Records for the task:
- - -
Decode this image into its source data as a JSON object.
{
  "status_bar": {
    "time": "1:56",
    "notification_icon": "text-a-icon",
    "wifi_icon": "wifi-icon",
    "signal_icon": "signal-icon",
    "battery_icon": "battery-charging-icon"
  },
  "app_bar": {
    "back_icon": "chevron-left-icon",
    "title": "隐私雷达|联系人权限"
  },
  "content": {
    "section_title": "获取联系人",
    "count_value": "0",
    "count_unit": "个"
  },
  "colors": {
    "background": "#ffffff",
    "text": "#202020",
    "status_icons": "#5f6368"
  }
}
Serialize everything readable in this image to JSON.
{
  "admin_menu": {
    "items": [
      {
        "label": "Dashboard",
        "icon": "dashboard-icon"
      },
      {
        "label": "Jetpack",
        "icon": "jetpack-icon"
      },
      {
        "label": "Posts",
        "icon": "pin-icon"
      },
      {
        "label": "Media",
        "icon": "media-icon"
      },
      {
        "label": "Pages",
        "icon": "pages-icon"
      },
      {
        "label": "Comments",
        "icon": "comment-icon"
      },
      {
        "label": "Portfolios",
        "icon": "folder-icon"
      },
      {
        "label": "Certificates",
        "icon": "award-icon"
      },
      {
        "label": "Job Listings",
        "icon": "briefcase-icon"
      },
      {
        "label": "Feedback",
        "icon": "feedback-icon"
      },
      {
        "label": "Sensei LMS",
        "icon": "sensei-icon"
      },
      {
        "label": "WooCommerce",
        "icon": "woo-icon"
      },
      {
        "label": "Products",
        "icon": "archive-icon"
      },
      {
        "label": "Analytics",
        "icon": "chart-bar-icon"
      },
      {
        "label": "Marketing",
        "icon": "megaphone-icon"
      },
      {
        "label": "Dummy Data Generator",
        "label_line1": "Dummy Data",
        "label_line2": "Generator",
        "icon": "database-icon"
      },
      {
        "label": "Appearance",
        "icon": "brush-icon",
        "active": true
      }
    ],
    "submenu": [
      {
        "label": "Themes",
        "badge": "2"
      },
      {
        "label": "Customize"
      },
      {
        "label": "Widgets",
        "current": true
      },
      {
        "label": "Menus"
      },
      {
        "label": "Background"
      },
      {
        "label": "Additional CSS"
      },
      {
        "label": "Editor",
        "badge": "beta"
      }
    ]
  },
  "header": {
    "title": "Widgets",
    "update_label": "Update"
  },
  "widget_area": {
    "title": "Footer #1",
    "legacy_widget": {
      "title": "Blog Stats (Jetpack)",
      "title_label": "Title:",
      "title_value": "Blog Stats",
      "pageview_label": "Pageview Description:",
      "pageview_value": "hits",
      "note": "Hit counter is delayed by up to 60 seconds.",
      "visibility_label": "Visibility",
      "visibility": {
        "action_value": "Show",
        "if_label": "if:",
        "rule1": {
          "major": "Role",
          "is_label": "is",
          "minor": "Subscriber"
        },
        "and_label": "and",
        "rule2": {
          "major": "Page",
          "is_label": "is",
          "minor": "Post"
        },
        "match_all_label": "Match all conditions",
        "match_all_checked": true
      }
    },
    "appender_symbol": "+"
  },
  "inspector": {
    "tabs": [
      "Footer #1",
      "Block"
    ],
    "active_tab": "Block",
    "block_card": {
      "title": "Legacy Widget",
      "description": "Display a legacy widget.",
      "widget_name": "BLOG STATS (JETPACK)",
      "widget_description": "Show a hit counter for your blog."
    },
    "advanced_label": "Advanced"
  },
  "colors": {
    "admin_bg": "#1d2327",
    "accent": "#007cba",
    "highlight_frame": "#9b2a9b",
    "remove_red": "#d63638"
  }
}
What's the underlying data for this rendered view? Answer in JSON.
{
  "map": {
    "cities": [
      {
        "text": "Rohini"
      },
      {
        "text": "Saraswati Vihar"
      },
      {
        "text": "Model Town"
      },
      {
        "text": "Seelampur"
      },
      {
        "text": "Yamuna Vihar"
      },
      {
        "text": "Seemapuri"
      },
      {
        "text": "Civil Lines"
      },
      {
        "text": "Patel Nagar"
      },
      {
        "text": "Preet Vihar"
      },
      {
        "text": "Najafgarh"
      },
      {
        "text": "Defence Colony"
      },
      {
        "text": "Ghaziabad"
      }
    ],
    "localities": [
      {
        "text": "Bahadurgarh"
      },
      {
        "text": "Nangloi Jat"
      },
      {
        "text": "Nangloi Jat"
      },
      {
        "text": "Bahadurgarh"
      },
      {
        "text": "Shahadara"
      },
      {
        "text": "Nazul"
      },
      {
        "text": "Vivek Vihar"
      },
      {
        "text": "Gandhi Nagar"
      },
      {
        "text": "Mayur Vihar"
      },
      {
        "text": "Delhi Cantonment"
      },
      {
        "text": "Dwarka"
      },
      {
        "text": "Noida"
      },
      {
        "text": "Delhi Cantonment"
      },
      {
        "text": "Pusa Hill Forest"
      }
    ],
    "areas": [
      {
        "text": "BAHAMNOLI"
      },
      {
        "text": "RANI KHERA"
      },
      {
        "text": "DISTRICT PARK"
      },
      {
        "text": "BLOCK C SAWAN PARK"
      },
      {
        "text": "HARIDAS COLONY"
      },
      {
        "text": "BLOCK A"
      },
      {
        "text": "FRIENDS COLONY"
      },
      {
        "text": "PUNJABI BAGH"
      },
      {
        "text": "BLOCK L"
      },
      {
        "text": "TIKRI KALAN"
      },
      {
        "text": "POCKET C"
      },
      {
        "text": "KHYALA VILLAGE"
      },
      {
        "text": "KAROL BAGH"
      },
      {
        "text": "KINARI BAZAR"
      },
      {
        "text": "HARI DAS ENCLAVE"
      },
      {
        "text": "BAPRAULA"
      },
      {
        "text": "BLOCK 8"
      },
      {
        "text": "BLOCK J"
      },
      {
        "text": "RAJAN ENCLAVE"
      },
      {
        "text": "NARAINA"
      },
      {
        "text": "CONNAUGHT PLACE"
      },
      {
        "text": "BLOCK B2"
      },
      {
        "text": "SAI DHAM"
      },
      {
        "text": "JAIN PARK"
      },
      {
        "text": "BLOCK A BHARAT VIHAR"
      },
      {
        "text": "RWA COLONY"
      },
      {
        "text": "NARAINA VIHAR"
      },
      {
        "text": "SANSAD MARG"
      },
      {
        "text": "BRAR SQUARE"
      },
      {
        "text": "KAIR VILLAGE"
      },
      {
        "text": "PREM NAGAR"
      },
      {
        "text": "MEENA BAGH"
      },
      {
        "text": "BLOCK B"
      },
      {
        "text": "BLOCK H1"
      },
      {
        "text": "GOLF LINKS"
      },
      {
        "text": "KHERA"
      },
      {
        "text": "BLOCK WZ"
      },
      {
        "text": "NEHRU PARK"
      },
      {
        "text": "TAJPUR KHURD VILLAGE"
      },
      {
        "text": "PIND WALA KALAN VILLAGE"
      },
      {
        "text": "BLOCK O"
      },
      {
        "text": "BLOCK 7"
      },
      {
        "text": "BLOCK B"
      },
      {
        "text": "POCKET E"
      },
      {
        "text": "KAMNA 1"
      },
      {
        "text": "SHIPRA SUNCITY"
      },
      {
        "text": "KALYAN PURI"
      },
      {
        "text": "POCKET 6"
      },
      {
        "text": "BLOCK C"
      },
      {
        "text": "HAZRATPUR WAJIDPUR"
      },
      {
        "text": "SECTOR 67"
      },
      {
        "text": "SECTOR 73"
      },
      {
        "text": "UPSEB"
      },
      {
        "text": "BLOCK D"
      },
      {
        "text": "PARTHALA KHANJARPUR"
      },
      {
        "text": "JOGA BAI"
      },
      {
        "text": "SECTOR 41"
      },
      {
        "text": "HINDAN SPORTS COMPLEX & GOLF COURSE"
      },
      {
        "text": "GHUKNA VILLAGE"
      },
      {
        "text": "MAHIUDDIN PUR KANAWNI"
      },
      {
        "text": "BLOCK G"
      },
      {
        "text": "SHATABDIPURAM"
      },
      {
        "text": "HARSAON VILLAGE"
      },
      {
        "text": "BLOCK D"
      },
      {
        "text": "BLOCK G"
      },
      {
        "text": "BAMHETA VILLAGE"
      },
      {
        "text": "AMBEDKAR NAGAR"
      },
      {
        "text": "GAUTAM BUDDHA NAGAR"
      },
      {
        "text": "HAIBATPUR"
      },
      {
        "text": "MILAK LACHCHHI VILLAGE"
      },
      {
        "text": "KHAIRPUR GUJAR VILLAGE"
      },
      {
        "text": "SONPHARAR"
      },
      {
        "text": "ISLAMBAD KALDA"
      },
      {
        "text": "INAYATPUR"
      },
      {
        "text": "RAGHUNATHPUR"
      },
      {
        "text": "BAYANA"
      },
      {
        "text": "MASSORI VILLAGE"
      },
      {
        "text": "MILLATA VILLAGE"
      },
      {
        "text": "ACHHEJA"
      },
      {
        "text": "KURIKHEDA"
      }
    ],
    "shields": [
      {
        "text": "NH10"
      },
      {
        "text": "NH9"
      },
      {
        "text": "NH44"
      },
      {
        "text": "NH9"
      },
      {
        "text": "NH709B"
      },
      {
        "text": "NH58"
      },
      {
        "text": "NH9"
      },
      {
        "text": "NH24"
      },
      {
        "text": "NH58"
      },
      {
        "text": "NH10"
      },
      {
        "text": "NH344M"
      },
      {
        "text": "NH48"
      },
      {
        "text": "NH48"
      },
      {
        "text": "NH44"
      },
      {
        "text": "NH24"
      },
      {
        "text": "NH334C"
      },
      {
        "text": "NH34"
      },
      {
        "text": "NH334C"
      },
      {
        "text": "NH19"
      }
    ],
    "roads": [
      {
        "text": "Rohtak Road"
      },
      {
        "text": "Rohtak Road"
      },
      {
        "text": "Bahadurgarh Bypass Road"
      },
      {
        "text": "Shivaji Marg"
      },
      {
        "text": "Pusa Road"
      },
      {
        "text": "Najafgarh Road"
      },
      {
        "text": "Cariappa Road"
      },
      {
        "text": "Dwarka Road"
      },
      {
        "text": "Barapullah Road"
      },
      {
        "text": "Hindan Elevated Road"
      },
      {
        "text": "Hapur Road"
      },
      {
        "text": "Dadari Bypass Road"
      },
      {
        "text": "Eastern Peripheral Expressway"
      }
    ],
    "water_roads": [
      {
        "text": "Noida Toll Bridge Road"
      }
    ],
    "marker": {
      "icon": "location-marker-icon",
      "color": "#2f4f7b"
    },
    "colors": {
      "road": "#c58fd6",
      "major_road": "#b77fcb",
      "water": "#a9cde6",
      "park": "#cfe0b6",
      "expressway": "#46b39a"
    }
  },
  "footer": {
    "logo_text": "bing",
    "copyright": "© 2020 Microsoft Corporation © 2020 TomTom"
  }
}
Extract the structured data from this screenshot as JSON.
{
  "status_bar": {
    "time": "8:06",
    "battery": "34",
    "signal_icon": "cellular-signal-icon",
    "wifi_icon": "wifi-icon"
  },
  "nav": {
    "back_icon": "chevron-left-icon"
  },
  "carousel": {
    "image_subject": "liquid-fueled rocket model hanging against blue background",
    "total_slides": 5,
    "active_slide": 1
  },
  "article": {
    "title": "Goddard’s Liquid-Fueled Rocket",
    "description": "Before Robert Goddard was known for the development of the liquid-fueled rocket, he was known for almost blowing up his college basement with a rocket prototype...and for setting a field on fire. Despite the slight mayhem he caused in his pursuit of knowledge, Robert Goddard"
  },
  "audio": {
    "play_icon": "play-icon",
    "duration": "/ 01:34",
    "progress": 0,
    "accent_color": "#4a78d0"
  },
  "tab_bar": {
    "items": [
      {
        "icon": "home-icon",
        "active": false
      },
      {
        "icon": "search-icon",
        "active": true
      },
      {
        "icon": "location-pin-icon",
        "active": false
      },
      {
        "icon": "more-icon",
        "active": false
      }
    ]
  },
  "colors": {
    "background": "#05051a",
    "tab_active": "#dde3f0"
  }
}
- - -
What this task involves: Report the number of lines above containing the word "battery", with no other text.

Written reply: 2